**** Supplied data

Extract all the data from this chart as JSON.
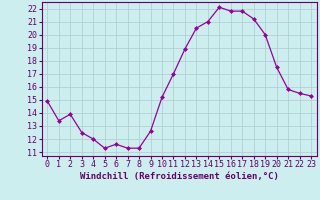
{
  "x": [
    0,
    1,
    2,
    3,
    4,
    5,
    6,
    7,
    8,
    9,
    10,
    11,
    12,
    13,
    14,
    15,
    16,
    17,
    18,
    19,
    20,
    21,
    22,
    23
  ],
  "y": [
    14.9,
    13.4,
    13.9,
    12.5,
    12.0,
    11.3,
    11.6,
    11.3,
    11.3,
    12.6,
    15.2,
    17.0,
    18.9,
    20.5,
    21.0,
    22.1,
    21.8,
    21.8,
    21.2,
    20.0,
    17.5,
    15.8,
    15.5,
    15.3
  ],
  "line_color": "#990099",
  "marker": "D",
  "markersize": 2,
  "bg_color": "#cceeee",
  "grid_color": "#aacccc",
  "xlabel": "Windchill (Refroidissement éolien,°C)",
  "ylabel_ticks": [
    11,
    12,
    13,
    14,
    15,
    16,
    17,
    18,
    19,
    20,
    21,
    22
  ],
  "ylim": [
    10.7,
    22.5
  ],
  "xlim": [
    -0.5,
    23.5
  ],
  "tick_fontsize": 6.0,
  "xlabel_fontsize": 6.5,
  "text_color": "#660066"
}
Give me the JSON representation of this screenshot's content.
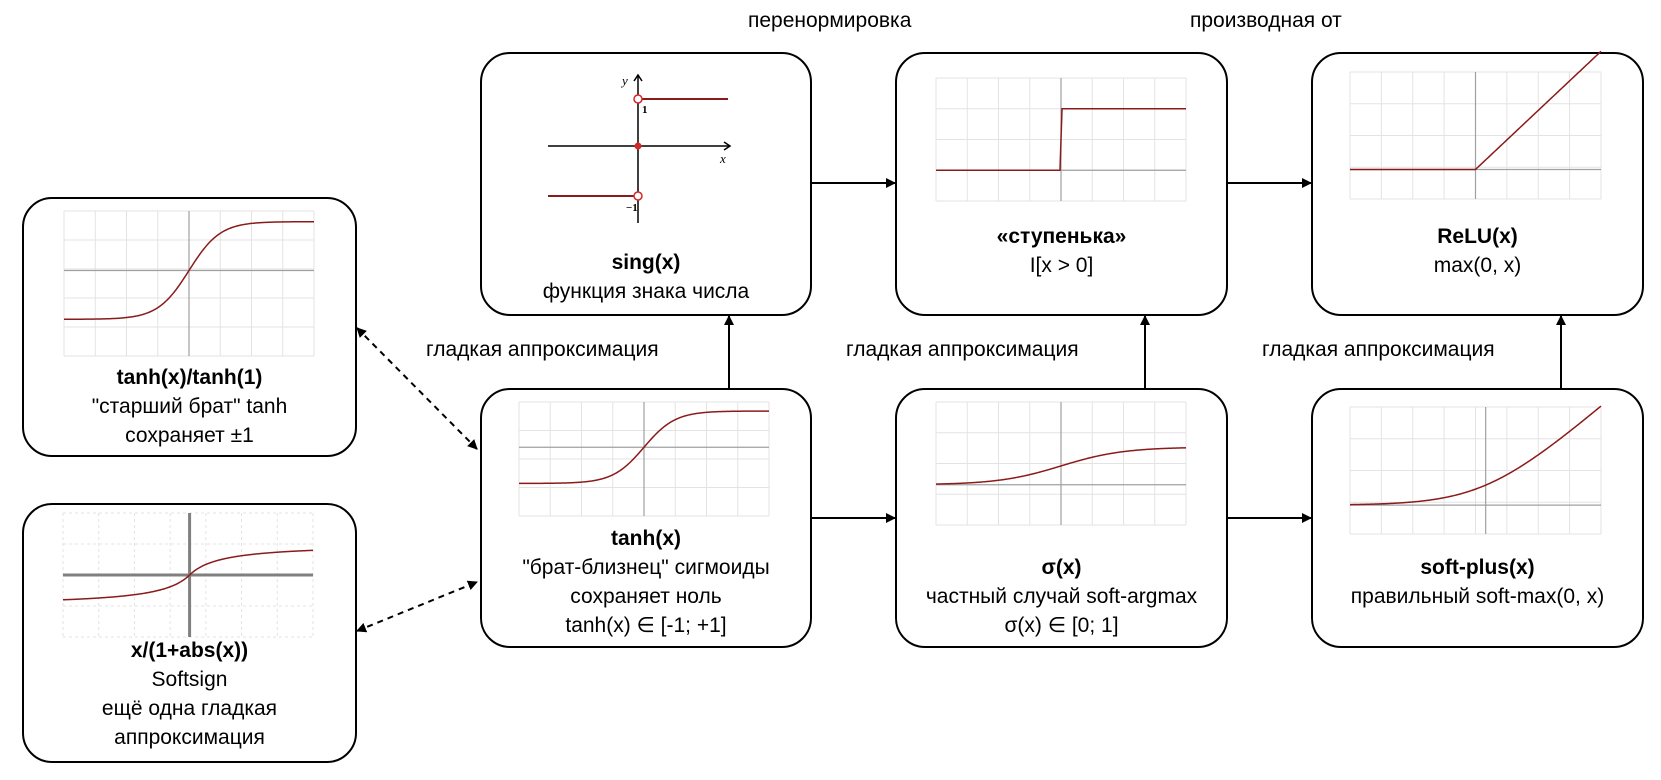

********

[Problem details]
Without the images, write out each line of the data verbatim.

[Written answer]
Extract all the data from this chart as JSON.
{
  "x": [
    0,
    1,
    2,
    3,
    4,
    5,
    6,
    7,
    8,
    9,
    10,
    11,
    12,
    13,
    14,
    15,
    16,
    17,
    18,
    19,
    20,
    21,
    22,
    23
  ],
  "y": [
    14.9,
    13.4,
    13.9,
    12.5,
    12.0,
    11.3,
    11.6,
    11.3,
    11.3,
    12.6,
    15.2,
    17.0,
    18.9,
    20.5,
    21.0,
    22.1,
    21.8,
    21.8,
    21.2,
    20.0,
    17.5,
    15.8,
    15.5,
    15.3
  ],
  "line_color": "#990099",
  "marker": "D",
  "markersize": 2,
  "bg_color": "#cceeee",
  "grid_color": "#aacccc",
  "xlabel": "Windchill (Refroidissement éolien,°C)",
  "ylabel_ticks": [
    11,
    12,
    13,
    14,
    15,
    16,
    17,
    18,
    19,
    20,
    21,
    22
  ],
  "ylim": [
    10.7,
    22.5
  ],
  "xlim": [
    -0.5,
    23.5
  ],
  "tick_fontsize": 6.0,
  "xlabel_fontsize": 6.5,
  "text_color": "#660066"
}
Give me the JSON representation of this screenshot's content.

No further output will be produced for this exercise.